Please retype every line of the records below exactly as it appears.

- _Supplied entries_
+++++
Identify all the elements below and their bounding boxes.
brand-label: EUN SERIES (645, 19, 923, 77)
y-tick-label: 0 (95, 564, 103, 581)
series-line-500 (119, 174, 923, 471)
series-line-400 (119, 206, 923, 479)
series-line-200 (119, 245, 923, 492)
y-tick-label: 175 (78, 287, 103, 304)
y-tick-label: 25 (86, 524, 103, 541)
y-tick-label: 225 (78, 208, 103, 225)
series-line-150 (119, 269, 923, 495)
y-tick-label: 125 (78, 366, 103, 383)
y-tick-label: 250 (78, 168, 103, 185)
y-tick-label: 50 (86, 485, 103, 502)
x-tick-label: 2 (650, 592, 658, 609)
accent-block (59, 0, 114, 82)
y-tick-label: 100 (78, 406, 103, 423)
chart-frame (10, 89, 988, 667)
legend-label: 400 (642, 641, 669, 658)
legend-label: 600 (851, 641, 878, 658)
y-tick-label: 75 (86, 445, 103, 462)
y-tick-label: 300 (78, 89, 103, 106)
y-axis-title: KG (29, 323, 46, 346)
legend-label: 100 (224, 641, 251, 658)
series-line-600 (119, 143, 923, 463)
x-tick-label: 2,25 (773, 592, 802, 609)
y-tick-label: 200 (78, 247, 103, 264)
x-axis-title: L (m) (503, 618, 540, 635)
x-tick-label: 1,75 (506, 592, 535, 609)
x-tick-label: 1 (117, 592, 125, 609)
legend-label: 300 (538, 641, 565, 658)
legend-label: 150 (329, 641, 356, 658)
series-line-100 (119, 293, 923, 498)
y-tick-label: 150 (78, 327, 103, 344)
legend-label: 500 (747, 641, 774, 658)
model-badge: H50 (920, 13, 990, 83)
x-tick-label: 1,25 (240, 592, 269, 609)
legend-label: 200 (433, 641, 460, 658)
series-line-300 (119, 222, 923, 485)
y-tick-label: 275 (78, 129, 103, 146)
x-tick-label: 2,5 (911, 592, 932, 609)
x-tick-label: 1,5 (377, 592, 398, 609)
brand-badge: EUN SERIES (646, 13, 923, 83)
+++++
- _Complete response_
Identify all the elements below and their bounding boxes.
brand-label: EUN SERIES (645, 19, 923, 77)
y-tick-label: 0 (95, 564, 103, 581)
series-line-500 (119, 174, 923, 471)
series-line-400 (119, 206, 923, 479)
series-line-200 (119, 245, 923, 492)
y-tick-label: 175 (78, 287, 103, 304)
y-tick-label: 25 (86, 524, 103, 541)
y-tick-label: 225 (78, 208, 103, 225)
series-line-150 (119, 269, 923, 495)
y-tick-label: 125 (78, 366, 103, 383)
y-tick-label: 250 (78, 168, 103, 185)
y-tick-label: 50 (86, 485, 103, 502)
x-tick-label: 2 (650, 592, 658, 609)
accent-block (59, 0, 114, 82)
y-tick-label: 100 (78, 406, 103, 423)
chart-frame (10, 89, 988, 667)
legend-label: 400 (642, 641, 669, 658)
legend-label: 600 (851, 641, 878, 658)
y-tick-label: 75 (86, 445, 103, 462)
y-tick-label: 300 (78, 89, 103, 106)
y-axis-title: KG (29, 323, 46, 346)
legend-label: 100 (224, 641, 251, 658)
series-line-600 (119, 143, 923, 463)
x-tick-label: 2,25 (773, 592, 802, 609)
y-tick-label: 200 (78, 247, 103, 264)
x-axis-title: L (m) (503, 618, 540, 635)
x-tick-label: 1,75 (506, 592, 535, 609)
x-tick-label: 1 (117, 592, 125, 609)
legend-label: 300 (538, 641, 565, 658)
legend-label: 150 (329, 641, 356, 658)
series-line-100 (119, 293, 923, 498)
y-tick-label: 150 (78, 327, 103, 344)
legend-label: 500 (747, 641, 774, 658)
model-badge: H50 (920, 13, 990, 83)
x-tick-label: 1,25 (240, 592, 269, 609)
legend-label: 200 (433, 641, 460, 658)
series-line-300 (119, 222, 923, 485)
y-tick-label: 275 (78, 129, 103, 146)
x-tick-label: 2,5 (911, 592, 932, 609)
x-tick-label: 1,5 (377, 592, 398, 609)
brand-badge: EUN SERIES (646, 13, 923, 83)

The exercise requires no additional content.